(Extracted data entries)
>> Start

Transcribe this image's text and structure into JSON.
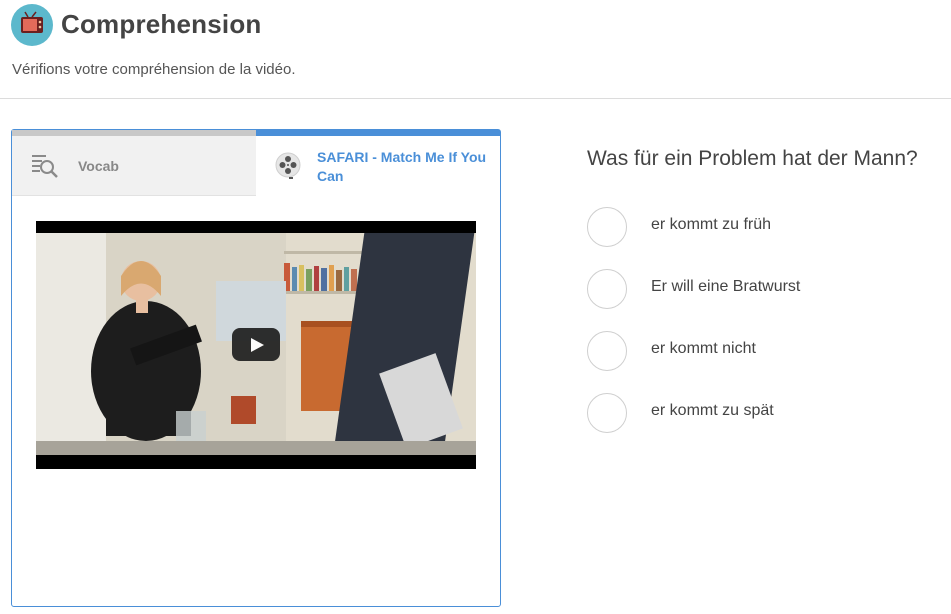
{
  "header": {
    "title": "Comprehension",
    "subtitle": "Vérifions votre compréhension de la vidéo.",
    "logo_icon": "tv-icon"
  },
  "tabs": [
    {
      "label": "Vocab",
      "icon": "magnifier-list-icon",
      "active": false
    },
    {
      "label": "SAFARI - Match Me If You Can",
      "icon": "film-reel-icon",
      "active": true
    }
  ],
  "video": {
    "play_icon": "play-icon"
  },
  "quiz": {
    "question": "Was für ein Problem hat der Mann?",
    "options": [
      {
        "label": "er kommt zu früh"
      },
      {
        "label": "Er will eine Bratwurst"
      },
      {
        "label": "er kommt nicht"
      },
      {
        "label": "er kommt zu spät"
      }
    ]
  },
  "colors": {
    "accent": "#4a8fd8",
    "logo_bg": "#5cb8cc",
    "text": "#444444"
  }
}
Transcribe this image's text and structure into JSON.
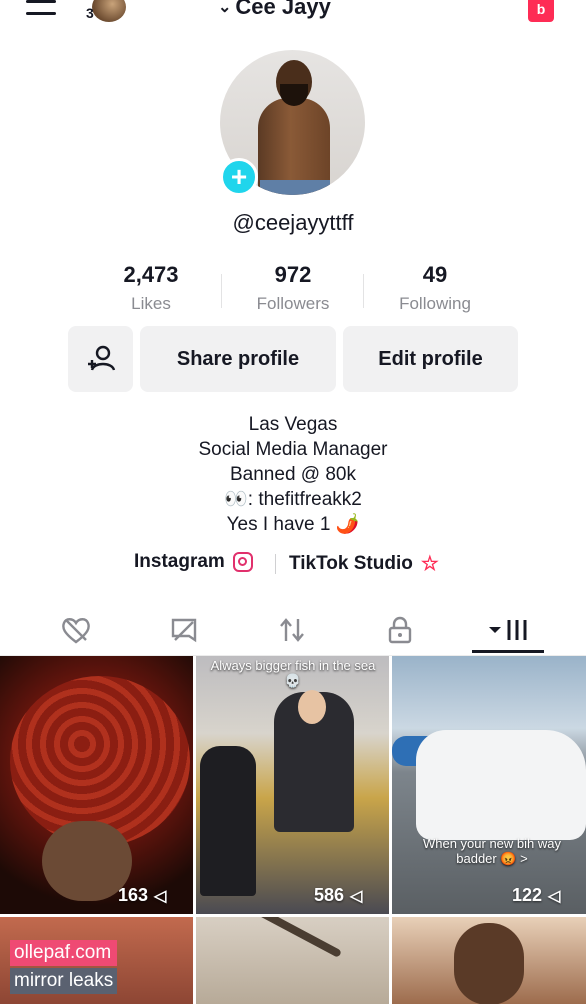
{
  "header": {
    "username": "Cee Jayy",
    "friends_count": "3",
    "inbox_badge": "b"
  },
  "profile": {
    "handle": "@ceejayyttff",
    "stats": [
      {
        "value": "49",
        "label": "Following"
      },
      {
        "value": "972",
        "label": "Followers"
      },
      {
        "value": "2,473",
        "label": "Likes"
      }
    ]
  },
  "actions": {
    "edit_label": "Edit profile",
    "share_label": "Share profile"
  },
  "bio": {
    "lines": [
      "Las Vegas",
      "Social Media Manager",
      "Banned @ 80k",
      "👀: thefitfreakk2",
      "Yes I have 1 🌶️"
    ]
  },
  "links": {
    "instagram_label": "Instagram",
    "studio_label": "TikTok Studio"
  },
  "tabs": [
    {
      "name": "videos",
      "icon": "grid-icon",
      "active": true
    },
    {
      "name": "private",
      "icon": "lock-icon",
      "active": false
    },
    {
      "name": "reposts",
      "icon": "repost-icon",
      "active": false
    },
    {
      "name": "saved",
      "icon": "bookmark-icon",
      "active": false
    },
    {
      "name": "liked",
      "icon": "heart-icon",
      "active": false
    }
  ],
  "videos": [
    {
      "views": "163",
      "caption": ""
    },
    {
      "views": "586",
      "caption": "Always bigger fish in the sea 💀"
    },
    {
      "views": "122",
      "caption": "When your new bih way badder 😡 >"
    },
    {
      "views": "",
      "caption": ""
    },
    {
      "views": "",
      "caption": ""
    },
    {
      "views": "",
      "caption": ""
    }
  ],
  "watermark": {
    "line1": "ollepaf.com",
    "line2": "mirror leaks"
  },
  "colors": {
    "accent": "#fe2c55",
    "add_badge": "#20d5ec",
    "button_bg": "#f1f1f2",
    "secondary_text": "#8a8b91"
  }
}
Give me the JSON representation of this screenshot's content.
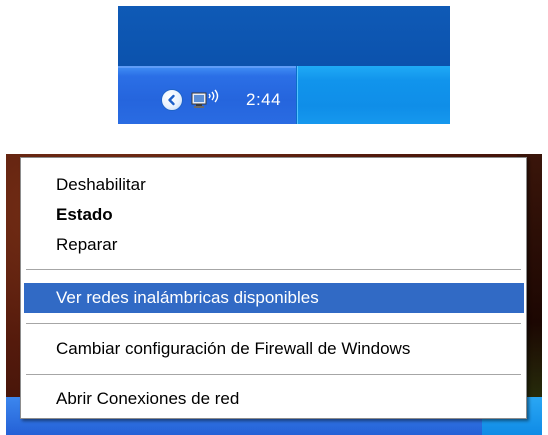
{
  "taskbar": {
    "clock": "2:44",
    "icons": [
      "show-hidden-icons-chevron",
      "wireless-network-icon"
    ]
  },
  "context_menu": {
    "items": [
      {
        "label": "Deshabilitar",
        "bold": false,
        "highlighted": false
      },
      {
        "label": "Estado",
        "bold": true,
        "highlighted": false
      },
      {
        "label": "Reparar",
        "bold": false,
        "highlighted": false
      },
      {
        "label": "Ver redes inalámbricas disponibles",
        "bold": false,
        "highlighted": true
      },
      {
        "label": "Cambiar configuración de Firewall de Windows",
        "bold": false,
        "highlighted": false
      },
      {
        "label": "Abrir Conexiones de red",
        "bold": false,
        "highlighted": false
      }
    ]
  },
  "colors": {
    "highlight": "#316ac5",
    "taskbar": "#2565dd",
    "tray": "#0f8ee8"
  }
}
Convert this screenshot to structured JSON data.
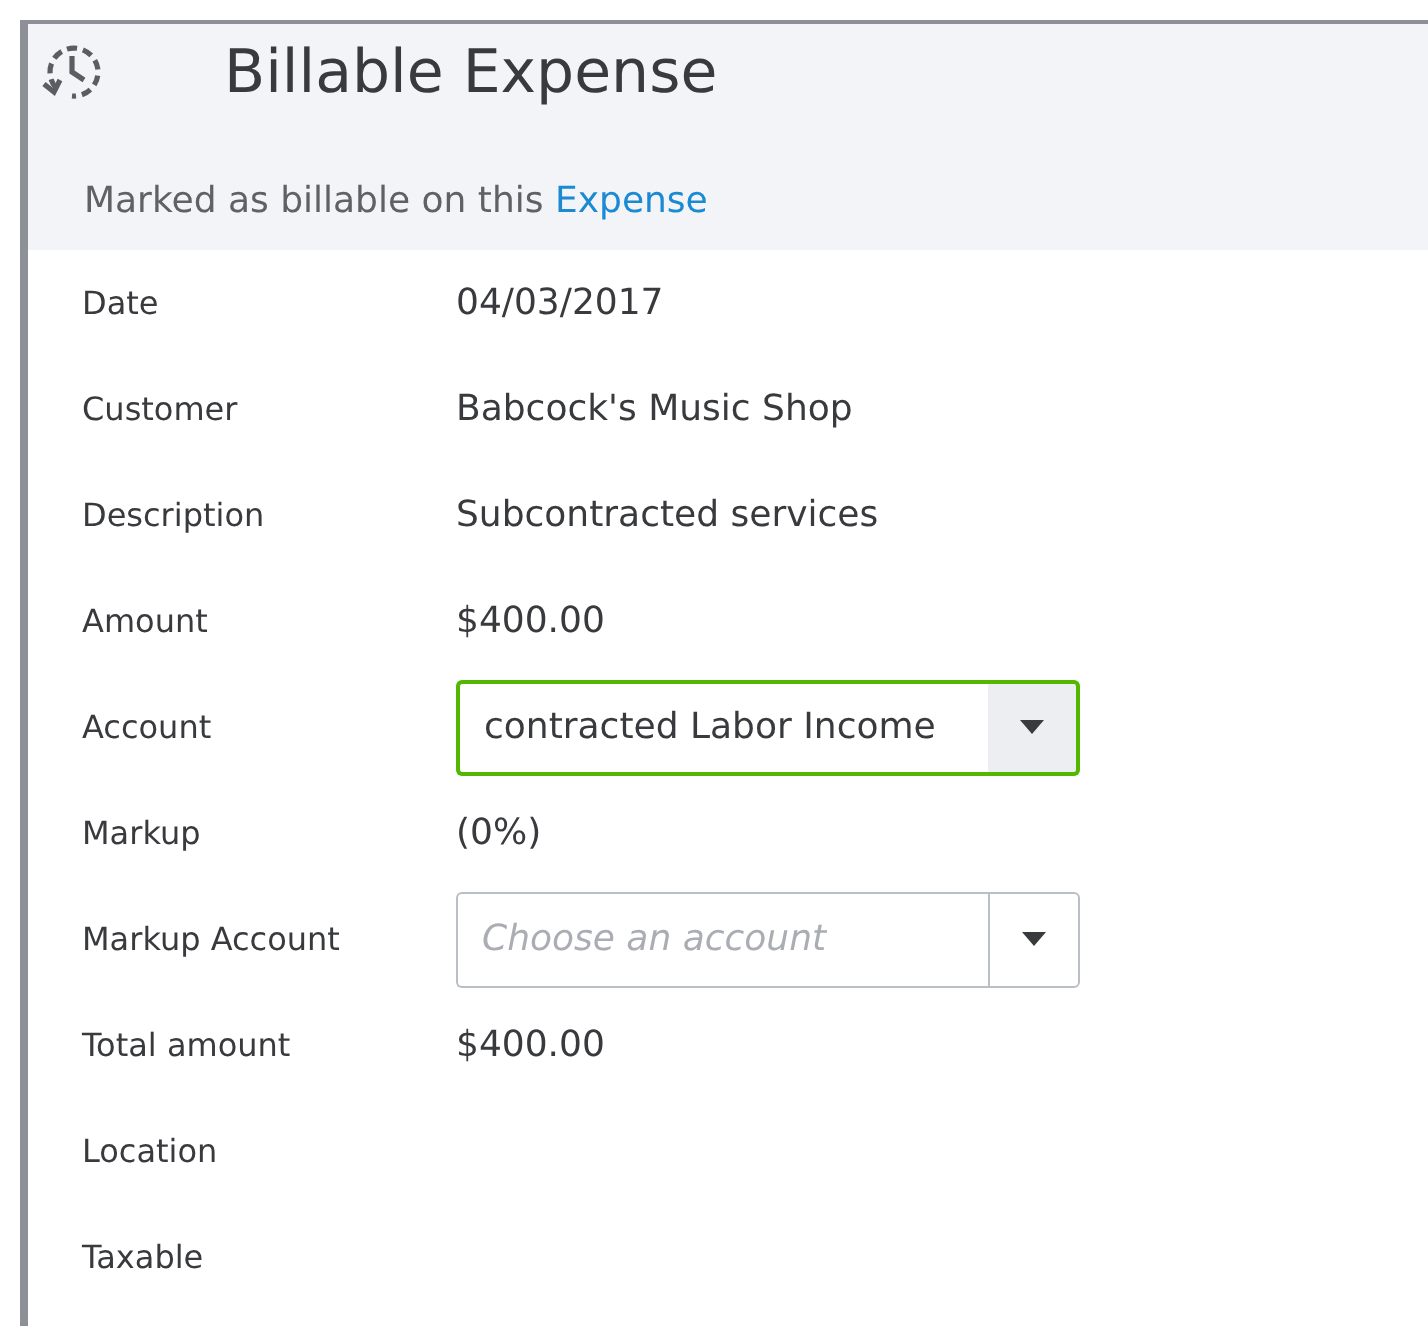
{
  "header": {
    "title": "Billable Expense",
    "note": "Marked as billable on this ",
    "link": "Expense"
  },
  "rows": [
    {
      "kind": "text",
      "label": "Date",
      "value": "04/03/2017"
    },
    {
      "kind": "text",
      "label": "Customer",
      "value": "Babcock's Music Shop"
    },
    {
      "kind": "text",
      "label": "Description",
      "value": "Subcontracted services"
    },
    {
      "kind": "text",
      "label": "Amount",
      "value": "$400.00"
    },
    {
      "kind": "select",
      "label": "Account",
      "value": "contracted Labor Income",
      "focused": true
    },
    {
      "kind": "text",
      "label": "Markup",
      "value": "(0%)"
    },
    {
      "kind": "select",
      "label": "Markup Account",
      "placeholder": "Choose an account",
      "focused": false
    },
    {
      "kind": "text",
      "label": "Total amount",
      "value": "$400.00"
    },
    {
      "kind": "text",
      "label": "Location"
    },
    {
      "kind": "text",
      "label": "Taxable"
    }
  ]
}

>> End

The problem: Copy the material above in full and exactly, skipping pictures.

Reply to the exercise:
Transcribe this image's text and structure into JSON.
{
  "header": {
    "title": "Comprehension",
    "subtitle": "Vérifions votre compréhension de la vidéo.",
    "logo_icon": "tv-icon"
  },
  "tabs": [
    {
      "label": "Vocab",
      "icon": "magnifier-list-icon",
      "active": false
    },
    {
      "label": "SAFARI - Match Me If You Can",
      "icon": "film-reel-icon",
      "active": true
    }
  ],
  "video": {
    "play_icon": "play-icon"
  },
  "quiz": {
    "question": "Was für ein Problem hat der Mann?",
    "options": [
      {
        "label": "er kommt zu früh"
      },
      {
        "label": "Er will eine Bratwurst"
      },
      {
        "label": "er kommt nicht"
      },
      {
        "label": "er kommt zu spät"
      }
    ]
  },
  "colors": {
    "accent": "#4a8fd8",
    "logo_bg": "#5cb8cc",
    "text": "#444444"
  }
}
Transcribe this image's text and structure into JSON.
{
  "header": {
    "username": "Cee Jayy",
    "friends_count": "3",
    "inbox_badge": "b"
  },
  "profile": {
    "handle": "@ceejayyttff",
    "stats": [
      {
        "value": "49",
        "label": "Following"
      },
      {
        "value": "972",
        "label": "Followers"
      },
      {
        "value": "2,473",
        "label": "Likes"
      }
    ]
  },
  "actions": {
    "edit_label": "Edit profile",
    "share_label": "Share profile"
  },
  "bio": {
    "lines": [
      "Las Vegas",
      "Social Media Manager",
      "Banned @ 80k",
      "👀: thefitfreakk2",
      "Yes I have 1 🌶️"
    ]
  },
  "links": {
    "instagram_label": "Instagram",
    "studio_label": "TikTok Studio"
  },
  "tabs": [
    {
      "name": "videos",
      "icon": "grid-icon",
      "active": true
    },
    {
      "name": "private",
      "icon": "lock-icon",
      "active": false
    },
    {
      "name": "reposts",
      "icon": "repost-icon",
      "active": false
    },
    {
      "name": "saved",
      "icon": "bookmark-icon",
      "active": false
    },
    {
      "name": "liked",
      "icon": "heart-icon",
      "active": false
    }
  ],
  "videos": [
    {
      "views": "163",
      "caption": ""
    },
    {
      "views": "586",
      "caption": "Always bigger fish in the sea 💀"
    },
    {
      "views": "122",
      "caption": "When your new bih way badder 😡 >"
    },
    {
      "views": "",
      "caption": ""
    },
    {
      "views": "",
      "caption": ""
    },
    {
      "views": "",
      "caption": ""
    }
  ],
  "watermark": {
    "line1": "ollepaf.com",
    "line2": "mirror leaks"
  },
  "colors": {
    "accent": "#fe2c55",
    "add_badge": "#20d5ec",
    "button_bg": "#f1f1f2",
    "secondary_text": "#8a8b91"
  }
}
Give me the JSON representation of this screenshot's content.
{
  "taskbar": {
    "clock": "2:44",
    "icons": [
      "show-hidden-icons-chevron",
      "wireless-network-icon"
    ]
  },
  "context_menu": {
    "items": [
      {
        "label": "Deshabilitar",
        "bold": false,
        "highlighted": false
      },
      {
        "label": "Estado",
        "bold": true,
        "highlighted": false
      },
      {
        "label": "Reparar",
        "bold": false,
        "highlighted": false
      },
      {
        "label": "Ver redes inalámbricas disponibles",
        "bold": false,
        "highlighted": true
      },
      {
        "label": "Cambiar configuración de Firewall de Windows",
        "bold": false,
        "highlighted": false
      },
      {
        "label": "Abrir Conexiones de red",
        "bold": false,
        "highlighted": false
      }
    ]
  },
  "colors": {
    "highlight": "#316ac5",
    "taskbar": "#2565dd",
    "tray": "#0f8ee8"
  }
}
Convert this screenshot to structured JSON data.
{
  "header": {
    "title": "Billable Expense",
    "note": "Marked as billable on this ",
    "link": "Expense"
  },
  "rows": [
    {
      "kind": "text",
      "label": "Date",
      "value": "04/03/2017"
    },
    {
      "kind": "text",
      "label": "Customer",
      "value": "Babcock's Music Shop"
    },
    {
      "kind": "text",
      "label": "Description",
      "value": "Subcontracted services"
    },
    {
      "kind": "text",
      "label": "Amount",
      "value": "$400.00"
    },
    {
      "kind": "select",
      "label": "Account",
      "value": "contracted Labor Income",
      "focused": true
    },
    {
      "kind": "text",
      "label": "Markup",
      "value": "(0%)"
    },
    {
      "kind": "select",
      "label": "Markup Account",
      "placeholder": "Choose an account",
      "focused": false
    },
    {
      "kind": "text",
      "label": "Total amount",
      "value": "$400.00"
    },
    {
      "kind": "text",
      "label": "Location"
    },
    {
      "kind": "text",
      "label": "Taxable"
    }
  ]
}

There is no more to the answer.